> [EXERCISE TASK]: Repeat the full listing below verbatim and keep the images out.

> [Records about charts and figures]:
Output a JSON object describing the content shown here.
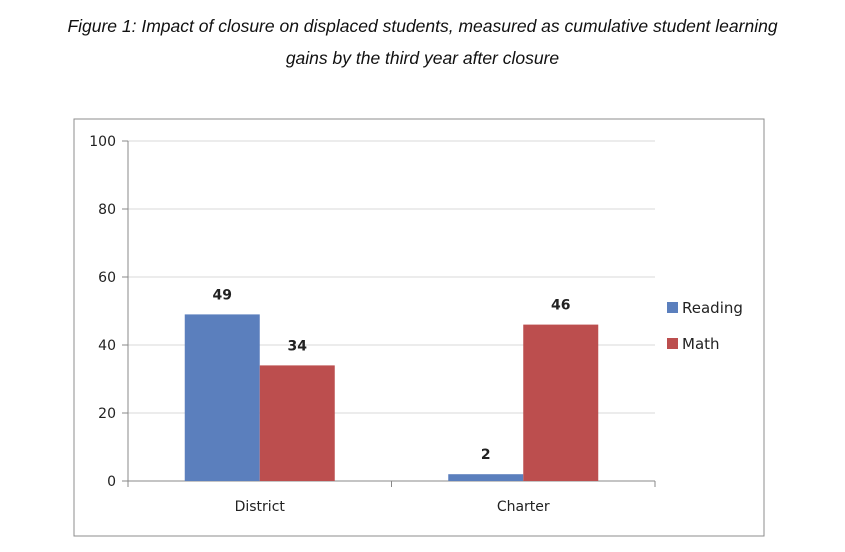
{
  "figure": {
    "caption_line1": "Figure 1: Impact of closure on displaced students, measured as cumulative student learning",
    "caption_line2": "gains by the third year after closure"
  },
  "chart_data": {
    "type": "bar",
    "categories": [
      "District",
      "Charter"
    ],
    "series": [
      {
        "name": "Reading",
        "values": [
          49,
          2
        ],
        "color": "#5b7fbd"
      },
      {
        "name": "Math",
        "values": [
          34,
          46
        ],
        "color": "#bc4e4e"
      }
    ],
    "ylim": [
      0,
      100
    ],
    "yticks": [
      0,
      20,
      40,
      60,
      80,
      100
    ],
    "grid": true,
    "legend": "right",
    "data_labels": true
  }
}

> [IN RESPONSE]:
Output a JSON object describing the content shown here.
{
  "figure": {
    "caption_line1": "Figure 1: Impact of closure on displaced students, measured as cumulative student learning",
    "caption_line2": "gains by the third year after closure"
  },
  "chart_data": {
    "type": "bar",
    "categories": [
      "District",
      "Charter"
    ],
    "series": [
      {
        "name": "Reading",
        "values": [
          49,
          2
        ],
        "color": "#5b7fbd"
      },
      {
        "name": "Math",
        "values": [
          34,
          46
        ],
        "color": "#bc4e4e"
      }
    ],
    "ylim": [
      0,
      100
    ],
    "yticks": [
      0,
      20,
      40,
      60,
      80,
      100
    ],
    "grid": true,
    "legend": "right",
    "data_labels": true
  }
}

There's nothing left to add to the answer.